## [Task prompt]
Pick out the lines containing "separate".

## [Material for this exercise]

_ _ _ _

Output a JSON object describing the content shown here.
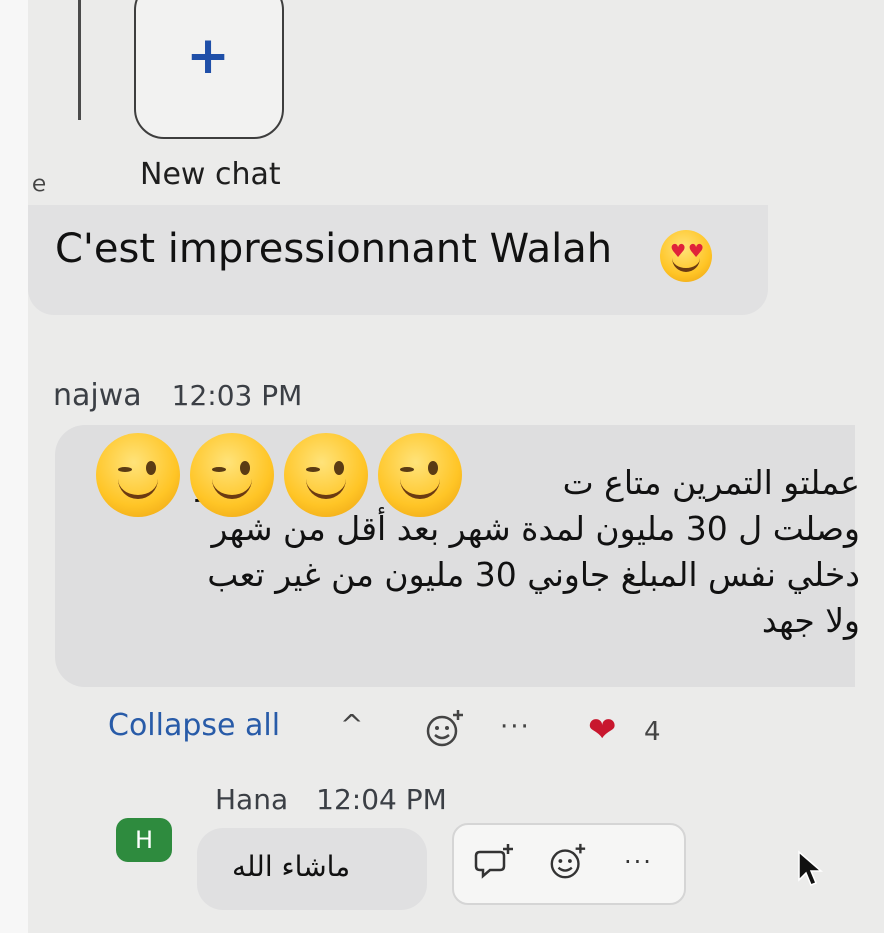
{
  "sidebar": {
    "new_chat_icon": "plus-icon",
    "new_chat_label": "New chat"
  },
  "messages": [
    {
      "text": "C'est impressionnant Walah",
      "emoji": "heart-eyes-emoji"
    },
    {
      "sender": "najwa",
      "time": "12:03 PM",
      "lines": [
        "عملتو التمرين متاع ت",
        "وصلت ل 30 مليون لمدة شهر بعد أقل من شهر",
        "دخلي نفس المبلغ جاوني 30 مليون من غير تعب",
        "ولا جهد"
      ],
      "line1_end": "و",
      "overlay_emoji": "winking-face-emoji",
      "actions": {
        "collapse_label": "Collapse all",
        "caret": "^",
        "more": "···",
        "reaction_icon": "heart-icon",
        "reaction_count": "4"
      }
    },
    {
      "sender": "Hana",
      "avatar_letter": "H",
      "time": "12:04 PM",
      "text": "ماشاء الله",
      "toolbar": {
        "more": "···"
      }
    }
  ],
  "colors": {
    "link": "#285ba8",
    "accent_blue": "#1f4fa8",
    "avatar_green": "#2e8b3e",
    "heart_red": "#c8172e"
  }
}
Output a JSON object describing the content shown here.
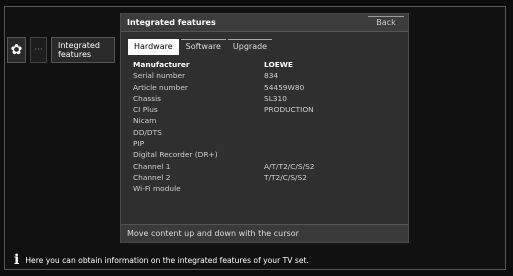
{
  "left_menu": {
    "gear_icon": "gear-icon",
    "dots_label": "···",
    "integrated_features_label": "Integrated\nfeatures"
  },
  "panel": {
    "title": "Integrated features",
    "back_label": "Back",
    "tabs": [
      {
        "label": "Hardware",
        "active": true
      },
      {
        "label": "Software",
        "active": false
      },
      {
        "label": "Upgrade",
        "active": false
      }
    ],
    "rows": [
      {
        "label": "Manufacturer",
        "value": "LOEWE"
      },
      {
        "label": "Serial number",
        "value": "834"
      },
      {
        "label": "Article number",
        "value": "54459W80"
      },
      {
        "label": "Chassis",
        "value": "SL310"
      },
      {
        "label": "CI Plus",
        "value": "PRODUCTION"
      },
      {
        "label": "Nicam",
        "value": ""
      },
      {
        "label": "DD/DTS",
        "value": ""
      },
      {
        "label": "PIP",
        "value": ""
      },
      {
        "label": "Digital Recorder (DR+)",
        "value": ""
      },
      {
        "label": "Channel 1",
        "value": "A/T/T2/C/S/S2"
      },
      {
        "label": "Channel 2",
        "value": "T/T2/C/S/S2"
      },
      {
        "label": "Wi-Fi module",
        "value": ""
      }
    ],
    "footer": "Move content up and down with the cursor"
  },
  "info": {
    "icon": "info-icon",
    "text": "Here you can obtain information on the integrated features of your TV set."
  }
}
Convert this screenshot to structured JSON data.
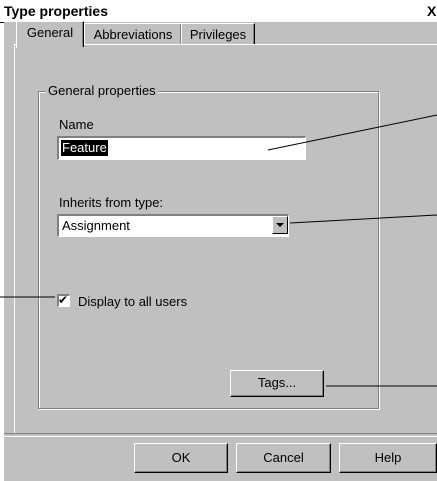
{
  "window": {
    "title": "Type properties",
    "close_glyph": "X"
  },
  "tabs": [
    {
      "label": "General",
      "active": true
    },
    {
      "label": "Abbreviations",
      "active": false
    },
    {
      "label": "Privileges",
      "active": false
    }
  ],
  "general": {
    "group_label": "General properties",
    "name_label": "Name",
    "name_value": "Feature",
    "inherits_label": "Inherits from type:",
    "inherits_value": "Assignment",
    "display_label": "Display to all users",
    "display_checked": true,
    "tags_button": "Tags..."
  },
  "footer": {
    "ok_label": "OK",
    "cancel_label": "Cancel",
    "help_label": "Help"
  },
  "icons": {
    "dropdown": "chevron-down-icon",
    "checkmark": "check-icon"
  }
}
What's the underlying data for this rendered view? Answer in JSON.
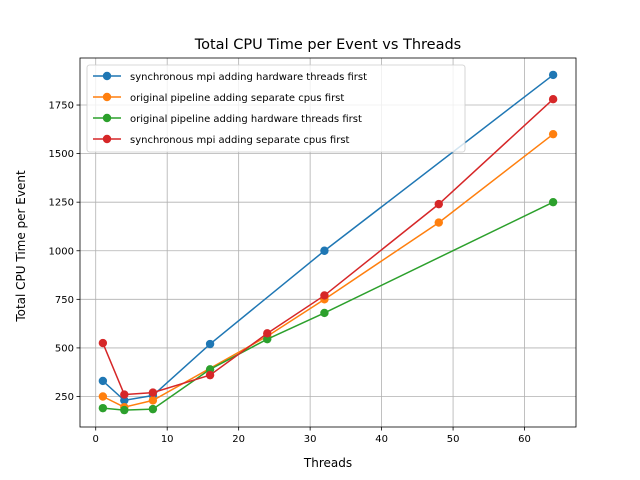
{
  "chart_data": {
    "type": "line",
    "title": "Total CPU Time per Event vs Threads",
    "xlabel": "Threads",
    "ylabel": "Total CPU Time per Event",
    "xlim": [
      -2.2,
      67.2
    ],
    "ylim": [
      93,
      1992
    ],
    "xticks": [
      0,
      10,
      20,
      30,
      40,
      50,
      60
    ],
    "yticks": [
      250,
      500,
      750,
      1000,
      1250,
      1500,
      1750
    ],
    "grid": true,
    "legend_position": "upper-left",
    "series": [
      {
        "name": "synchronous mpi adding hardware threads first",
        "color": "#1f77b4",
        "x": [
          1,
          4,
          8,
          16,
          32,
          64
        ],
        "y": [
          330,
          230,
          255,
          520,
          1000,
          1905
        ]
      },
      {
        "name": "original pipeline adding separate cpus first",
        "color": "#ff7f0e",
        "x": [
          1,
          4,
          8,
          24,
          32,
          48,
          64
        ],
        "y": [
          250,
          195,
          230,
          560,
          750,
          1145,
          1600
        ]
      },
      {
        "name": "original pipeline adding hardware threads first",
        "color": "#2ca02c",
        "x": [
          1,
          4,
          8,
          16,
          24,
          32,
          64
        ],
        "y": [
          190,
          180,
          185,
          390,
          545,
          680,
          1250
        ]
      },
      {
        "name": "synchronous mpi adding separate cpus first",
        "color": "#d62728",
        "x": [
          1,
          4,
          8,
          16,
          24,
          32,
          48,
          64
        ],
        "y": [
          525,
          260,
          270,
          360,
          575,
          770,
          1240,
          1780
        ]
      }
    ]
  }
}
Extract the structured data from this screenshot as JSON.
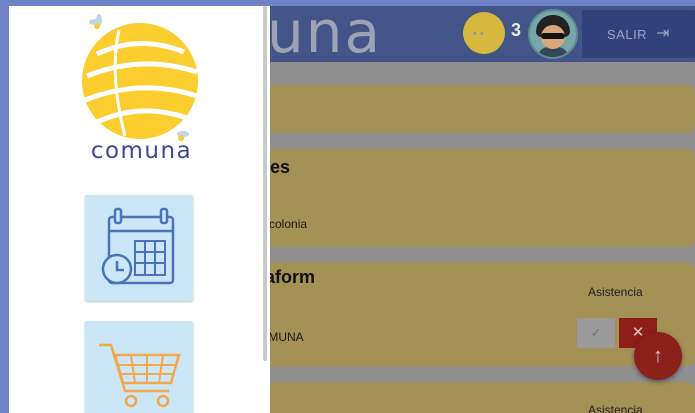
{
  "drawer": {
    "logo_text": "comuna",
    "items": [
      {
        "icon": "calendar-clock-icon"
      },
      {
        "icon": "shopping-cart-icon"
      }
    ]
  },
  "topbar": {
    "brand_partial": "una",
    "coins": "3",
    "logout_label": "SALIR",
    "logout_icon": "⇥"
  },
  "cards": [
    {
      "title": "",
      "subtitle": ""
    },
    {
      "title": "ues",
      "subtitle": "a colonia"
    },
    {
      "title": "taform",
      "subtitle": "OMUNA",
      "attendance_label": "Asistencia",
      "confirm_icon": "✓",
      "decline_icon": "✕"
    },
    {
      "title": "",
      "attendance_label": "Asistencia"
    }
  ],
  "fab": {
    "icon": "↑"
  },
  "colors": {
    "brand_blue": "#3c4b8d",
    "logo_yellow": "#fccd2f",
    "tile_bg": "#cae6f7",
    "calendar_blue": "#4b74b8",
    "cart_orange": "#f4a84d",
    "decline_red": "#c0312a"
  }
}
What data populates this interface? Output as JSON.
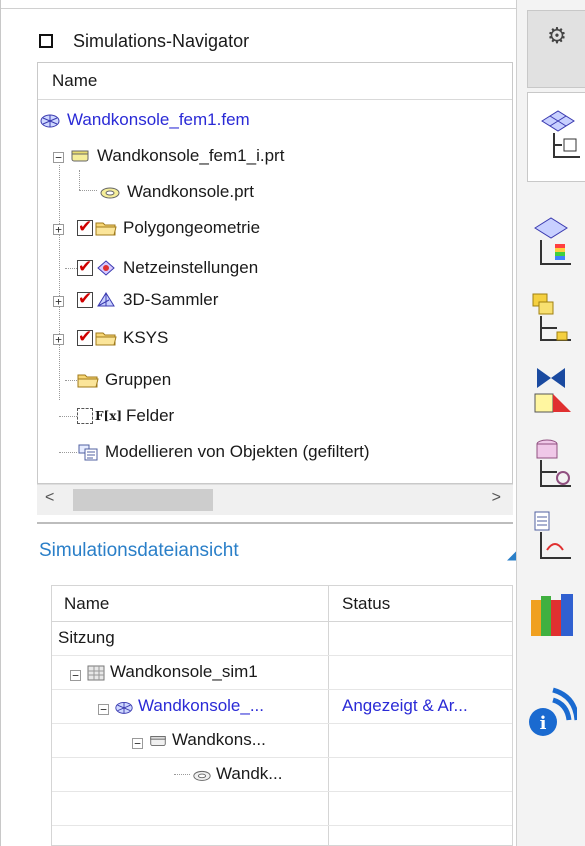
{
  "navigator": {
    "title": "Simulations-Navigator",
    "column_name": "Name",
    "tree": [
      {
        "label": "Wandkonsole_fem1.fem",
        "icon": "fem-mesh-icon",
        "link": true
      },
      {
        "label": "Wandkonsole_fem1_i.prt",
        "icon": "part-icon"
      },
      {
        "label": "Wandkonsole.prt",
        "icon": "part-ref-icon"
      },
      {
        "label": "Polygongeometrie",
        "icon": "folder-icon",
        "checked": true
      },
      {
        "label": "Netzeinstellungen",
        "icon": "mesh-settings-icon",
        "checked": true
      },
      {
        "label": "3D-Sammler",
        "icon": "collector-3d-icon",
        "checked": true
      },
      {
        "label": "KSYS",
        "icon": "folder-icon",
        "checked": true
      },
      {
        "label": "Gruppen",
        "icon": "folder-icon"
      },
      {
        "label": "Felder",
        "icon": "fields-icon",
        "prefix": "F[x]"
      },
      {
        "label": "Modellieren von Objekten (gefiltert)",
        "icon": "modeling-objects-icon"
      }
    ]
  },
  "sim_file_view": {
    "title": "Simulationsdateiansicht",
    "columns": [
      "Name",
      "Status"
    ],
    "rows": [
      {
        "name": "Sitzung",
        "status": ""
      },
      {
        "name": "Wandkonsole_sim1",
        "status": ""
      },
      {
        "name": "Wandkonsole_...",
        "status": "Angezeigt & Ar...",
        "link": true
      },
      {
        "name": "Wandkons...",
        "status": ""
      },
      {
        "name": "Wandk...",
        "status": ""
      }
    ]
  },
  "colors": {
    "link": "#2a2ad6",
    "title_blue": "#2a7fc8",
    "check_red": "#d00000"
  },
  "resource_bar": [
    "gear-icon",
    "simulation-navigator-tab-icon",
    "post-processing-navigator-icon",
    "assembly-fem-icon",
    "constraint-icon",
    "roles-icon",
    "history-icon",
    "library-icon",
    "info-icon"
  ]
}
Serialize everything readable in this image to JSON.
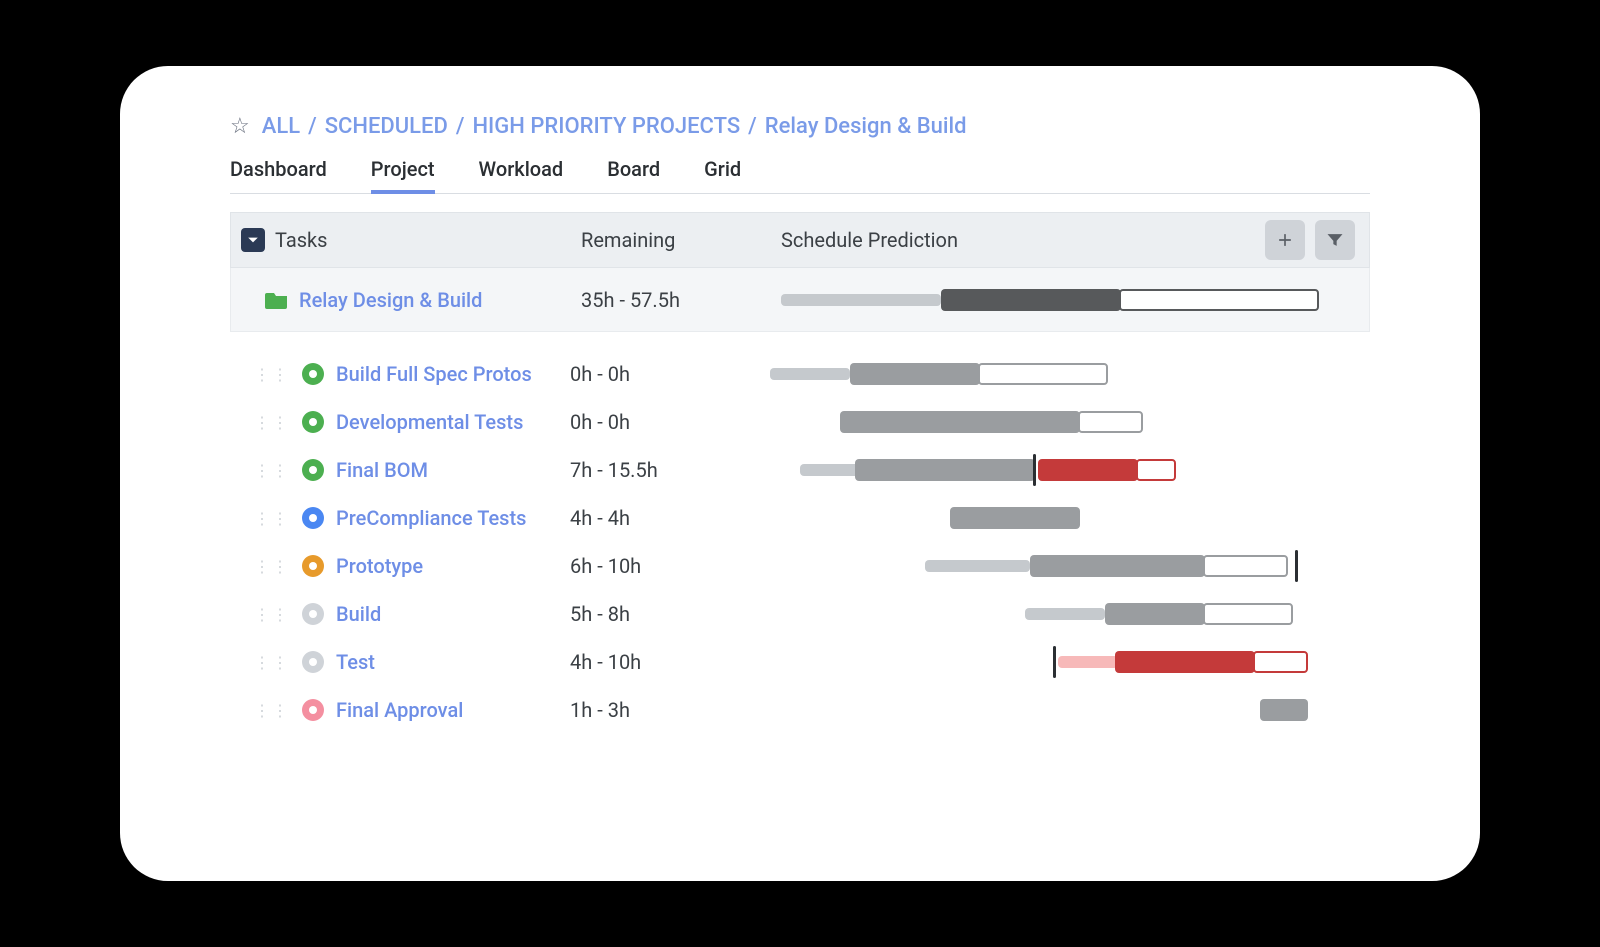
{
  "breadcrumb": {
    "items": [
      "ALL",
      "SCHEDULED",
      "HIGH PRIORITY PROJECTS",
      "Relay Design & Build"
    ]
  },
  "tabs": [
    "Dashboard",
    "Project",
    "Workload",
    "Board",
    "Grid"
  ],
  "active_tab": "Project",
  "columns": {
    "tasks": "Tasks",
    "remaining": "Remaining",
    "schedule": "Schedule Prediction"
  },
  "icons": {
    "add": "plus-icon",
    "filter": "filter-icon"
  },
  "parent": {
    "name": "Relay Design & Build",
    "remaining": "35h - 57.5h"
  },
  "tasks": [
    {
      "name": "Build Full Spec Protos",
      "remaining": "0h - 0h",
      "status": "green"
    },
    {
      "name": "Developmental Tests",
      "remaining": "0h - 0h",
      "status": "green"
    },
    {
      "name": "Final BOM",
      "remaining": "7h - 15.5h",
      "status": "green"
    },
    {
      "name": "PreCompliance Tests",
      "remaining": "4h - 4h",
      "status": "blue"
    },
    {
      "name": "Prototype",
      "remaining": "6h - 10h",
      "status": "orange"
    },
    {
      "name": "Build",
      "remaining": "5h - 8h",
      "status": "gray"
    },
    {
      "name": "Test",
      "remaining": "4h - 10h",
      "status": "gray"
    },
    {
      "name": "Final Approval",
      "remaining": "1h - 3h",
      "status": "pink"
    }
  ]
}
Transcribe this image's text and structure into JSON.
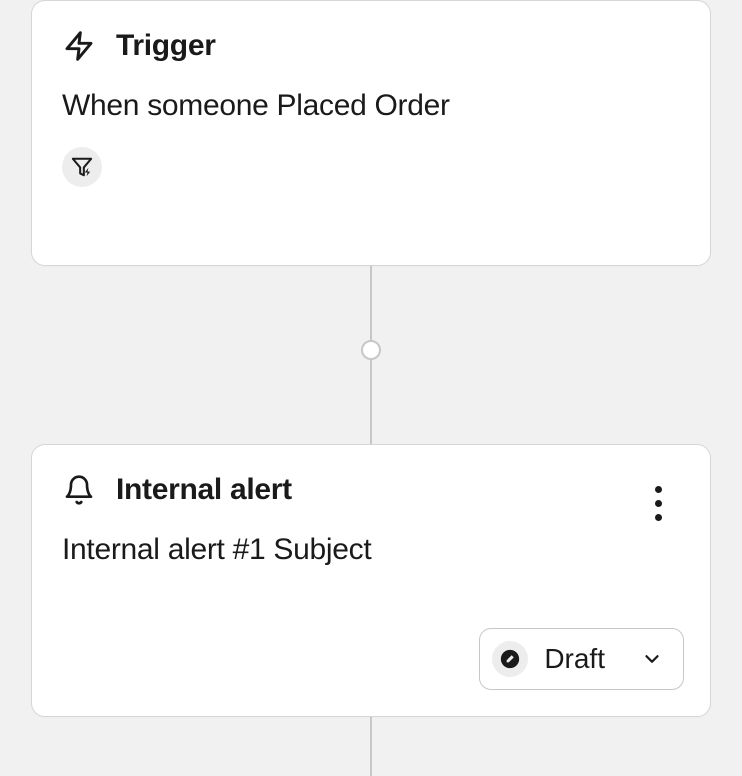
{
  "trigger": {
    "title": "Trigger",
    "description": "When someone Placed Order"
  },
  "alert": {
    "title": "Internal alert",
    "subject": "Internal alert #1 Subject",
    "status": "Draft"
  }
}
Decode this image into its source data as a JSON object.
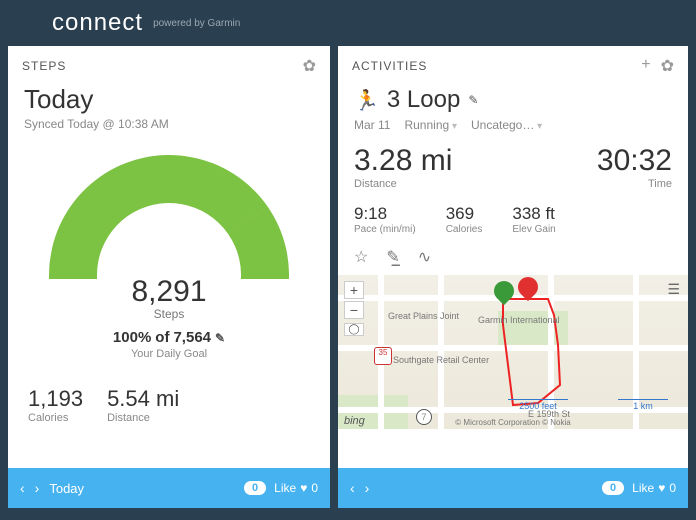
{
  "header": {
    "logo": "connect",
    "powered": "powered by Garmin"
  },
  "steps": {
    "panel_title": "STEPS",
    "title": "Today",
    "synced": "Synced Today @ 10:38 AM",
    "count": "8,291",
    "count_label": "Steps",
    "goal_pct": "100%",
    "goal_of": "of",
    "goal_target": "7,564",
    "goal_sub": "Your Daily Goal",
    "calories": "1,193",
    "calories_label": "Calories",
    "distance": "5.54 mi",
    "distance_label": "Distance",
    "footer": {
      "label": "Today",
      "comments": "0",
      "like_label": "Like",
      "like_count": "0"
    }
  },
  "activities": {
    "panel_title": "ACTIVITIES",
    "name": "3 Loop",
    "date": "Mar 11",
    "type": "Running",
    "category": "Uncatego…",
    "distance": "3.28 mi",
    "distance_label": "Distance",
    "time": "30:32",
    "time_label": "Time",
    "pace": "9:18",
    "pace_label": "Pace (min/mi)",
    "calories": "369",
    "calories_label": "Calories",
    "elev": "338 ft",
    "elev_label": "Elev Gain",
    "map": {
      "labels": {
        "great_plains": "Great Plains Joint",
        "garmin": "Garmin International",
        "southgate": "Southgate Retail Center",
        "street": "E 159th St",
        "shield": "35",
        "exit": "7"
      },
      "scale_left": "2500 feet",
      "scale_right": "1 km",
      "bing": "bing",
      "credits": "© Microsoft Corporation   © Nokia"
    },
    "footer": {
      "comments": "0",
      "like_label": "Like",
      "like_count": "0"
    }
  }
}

_ _ _ _

## [Expected answer]
        "name": "original pipeline adding separate cpus first",
        "name": "synchronous mpi adding separate cpus first",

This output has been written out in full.